##### MATERIAL PROVIDED

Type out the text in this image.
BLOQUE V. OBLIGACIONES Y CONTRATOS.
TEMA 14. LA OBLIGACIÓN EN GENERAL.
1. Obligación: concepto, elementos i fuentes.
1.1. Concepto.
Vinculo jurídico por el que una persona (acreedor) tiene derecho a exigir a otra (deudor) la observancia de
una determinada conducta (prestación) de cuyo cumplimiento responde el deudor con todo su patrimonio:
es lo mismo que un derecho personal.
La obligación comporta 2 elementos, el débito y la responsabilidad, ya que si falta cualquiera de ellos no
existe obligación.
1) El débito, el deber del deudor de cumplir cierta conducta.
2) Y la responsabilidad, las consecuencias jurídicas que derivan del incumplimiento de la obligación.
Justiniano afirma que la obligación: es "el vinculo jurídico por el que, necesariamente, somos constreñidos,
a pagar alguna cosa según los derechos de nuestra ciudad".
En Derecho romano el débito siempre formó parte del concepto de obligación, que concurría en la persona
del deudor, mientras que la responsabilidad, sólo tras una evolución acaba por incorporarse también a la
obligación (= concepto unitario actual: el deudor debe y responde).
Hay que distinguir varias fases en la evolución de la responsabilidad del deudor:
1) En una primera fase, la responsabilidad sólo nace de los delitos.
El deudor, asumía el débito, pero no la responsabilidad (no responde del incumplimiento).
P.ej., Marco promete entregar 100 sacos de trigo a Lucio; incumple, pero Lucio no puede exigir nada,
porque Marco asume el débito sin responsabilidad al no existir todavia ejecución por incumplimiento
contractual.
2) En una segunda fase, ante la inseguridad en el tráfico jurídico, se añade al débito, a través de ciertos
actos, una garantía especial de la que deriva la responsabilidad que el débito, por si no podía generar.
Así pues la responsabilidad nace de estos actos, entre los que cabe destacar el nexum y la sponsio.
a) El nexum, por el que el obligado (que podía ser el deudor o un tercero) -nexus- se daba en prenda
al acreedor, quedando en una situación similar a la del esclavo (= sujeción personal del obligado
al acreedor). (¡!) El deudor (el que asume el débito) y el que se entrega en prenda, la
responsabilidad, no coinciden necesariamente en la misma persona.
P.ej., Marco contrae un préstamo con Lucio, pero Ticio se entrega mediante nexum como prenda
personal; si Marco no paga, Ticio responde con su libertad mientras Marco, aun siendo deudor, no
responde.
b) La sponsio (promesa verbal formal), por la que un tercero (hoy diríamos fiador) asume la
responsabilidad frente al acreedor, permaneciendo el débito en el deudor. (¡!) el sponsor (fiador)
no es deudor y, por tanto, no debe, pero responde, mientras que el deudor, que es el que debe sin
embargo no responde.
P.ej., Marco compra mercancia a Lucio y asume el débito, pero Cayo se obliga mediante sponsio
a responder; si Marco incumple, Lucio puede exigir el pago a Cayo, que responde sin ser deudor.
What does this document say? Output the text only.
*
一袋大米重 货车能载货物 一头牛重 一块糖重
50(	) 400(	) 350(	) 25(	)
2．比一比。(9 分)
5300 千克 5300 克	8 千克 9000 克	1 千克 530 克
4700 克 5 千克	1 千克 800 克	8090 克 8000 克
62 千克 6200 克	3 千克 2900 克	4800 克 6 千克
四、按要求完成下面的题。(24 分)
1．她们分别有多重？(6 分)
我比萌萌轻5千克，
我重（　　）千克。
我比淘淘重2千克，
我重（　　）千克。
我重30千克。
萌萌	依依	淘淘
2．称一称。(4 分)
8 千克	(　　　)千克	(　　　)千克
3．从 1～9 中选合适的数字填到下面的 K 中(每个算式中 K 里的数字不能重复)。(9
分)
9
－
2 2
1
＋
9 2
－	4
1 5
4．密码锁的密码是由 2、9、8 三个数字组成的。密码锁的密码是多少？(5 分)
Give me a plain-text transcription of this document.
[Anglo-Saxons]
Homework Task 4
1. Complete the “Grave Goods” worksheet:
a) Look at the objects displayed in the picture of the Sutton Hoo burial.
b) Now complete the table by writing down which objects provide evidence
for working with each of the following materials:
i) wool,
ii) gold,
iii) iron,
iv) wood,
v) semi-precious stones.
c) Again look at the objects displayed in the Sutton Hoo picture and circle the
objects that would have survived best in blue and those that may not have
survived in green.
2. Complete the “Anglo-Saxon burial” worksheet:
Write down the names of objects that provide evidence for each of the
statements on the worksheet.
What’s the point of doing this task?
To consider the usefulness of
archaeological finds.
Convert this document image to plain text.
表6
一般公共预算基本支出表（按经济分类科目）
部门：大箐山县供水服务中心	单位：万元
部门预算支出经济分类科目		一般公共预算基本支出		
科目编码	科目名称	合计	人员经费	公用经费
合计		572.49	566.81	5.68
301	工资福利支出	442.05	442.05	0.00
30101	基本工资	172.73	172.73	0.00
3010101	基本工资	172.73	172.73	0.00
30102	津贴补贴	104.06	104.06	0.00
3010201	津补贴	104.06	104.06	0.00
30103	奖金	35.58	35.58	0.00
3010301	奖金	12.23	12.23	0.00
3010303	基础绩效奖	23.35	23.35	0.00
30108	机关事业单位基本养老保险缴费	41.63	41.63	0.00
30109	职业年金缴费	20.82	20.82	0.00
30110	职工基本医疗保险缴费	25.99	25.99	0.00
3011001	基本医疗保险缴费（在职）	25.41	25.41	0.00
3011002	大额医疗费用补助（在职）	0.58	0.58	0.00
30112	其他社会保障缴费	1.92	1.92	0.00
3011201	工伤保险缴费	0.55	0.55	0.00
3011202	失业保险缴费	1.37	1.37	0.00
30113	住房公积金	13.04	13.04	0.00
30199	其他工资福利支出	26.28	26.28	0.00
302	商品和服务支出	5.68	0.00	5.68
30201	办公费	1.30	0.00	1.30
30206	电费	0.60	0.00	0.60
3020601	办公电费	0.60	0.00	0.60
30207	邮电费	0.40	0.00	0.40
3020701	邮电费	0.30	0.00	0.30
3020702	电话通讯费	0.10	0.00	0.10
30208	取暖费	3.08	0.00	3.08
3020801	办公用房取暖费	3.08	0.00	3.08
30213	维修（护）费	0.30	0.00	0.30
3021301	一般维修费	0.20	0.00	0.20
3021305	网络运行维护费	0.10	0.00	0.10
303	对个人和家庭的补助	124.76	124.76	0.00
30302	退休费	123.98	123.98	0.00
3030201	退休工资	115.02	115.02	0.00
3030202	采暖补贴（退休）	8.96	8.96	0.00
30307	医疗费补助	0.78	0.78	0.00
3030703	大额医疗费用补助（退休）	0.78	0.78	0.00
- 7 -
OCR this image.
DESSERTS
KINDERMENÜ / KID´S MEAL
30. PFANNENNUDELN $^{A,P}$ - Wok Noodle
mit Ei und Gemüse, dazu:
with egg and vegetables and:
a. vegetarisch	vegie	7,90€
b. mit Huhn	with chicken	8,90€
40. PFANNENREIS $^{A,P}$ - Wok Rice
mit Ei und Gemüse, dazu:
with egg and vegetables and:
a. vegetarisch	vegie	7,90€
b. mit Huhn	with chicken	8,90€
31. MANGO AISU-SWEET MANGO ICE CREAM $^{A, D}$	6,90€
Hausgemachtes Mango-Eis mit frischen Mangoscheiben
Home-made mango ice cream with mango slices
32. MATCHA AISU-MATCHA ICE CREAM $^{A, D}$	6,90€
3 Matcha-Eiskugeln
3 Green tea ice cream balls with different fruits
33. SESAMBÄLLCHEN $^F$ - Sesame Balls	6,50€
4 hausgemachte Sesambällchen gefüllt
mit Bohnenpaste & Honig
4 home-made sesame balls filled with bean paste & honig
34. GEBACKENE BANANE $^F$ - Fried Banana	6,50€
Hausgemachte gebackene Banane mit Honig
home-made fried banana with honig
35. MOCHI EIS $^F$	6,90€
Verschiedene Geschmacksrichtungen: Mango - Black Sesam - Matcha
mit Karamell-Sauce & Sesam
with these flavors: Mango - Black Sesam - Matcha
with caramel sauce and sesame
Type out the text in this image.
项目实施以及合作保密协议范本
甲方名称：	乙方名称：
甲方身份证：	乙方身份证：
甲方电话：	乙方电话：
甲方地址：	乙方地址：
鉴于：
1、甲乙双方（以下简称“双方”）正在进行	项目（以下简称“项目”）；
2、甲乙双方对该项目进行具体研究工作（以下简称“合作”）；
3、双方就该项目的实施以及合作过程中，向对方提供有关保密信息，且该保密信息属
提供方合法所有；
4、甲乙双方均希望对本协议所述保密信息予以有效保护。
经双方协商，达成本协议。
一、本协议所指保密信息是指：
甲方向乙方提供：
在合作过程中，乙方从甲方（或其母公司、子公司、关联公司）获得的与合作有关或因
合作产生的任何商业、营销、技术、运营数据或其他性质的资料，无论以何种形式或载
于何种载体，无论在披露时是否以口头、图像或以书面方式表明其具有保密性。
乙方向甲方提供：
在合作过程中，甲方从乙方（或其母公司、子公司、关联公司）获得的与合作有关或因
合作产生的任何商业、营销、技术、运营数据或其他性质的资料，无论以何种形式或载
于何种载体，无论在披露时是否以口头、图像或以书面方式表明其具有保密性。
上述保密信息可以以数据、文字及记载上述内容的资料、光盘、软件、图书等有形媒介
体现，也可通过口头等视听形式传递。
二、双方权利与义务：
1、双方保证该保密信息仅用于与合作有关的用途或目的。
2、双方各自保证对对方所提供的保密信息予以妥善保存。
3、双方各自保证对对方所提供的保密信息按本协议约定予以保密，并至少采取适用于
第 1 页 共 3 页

##########

— EXERCISE —
Work out how many lines of the data above hold the word "Anglo", and write only the count.

— TASK ANSWER —
2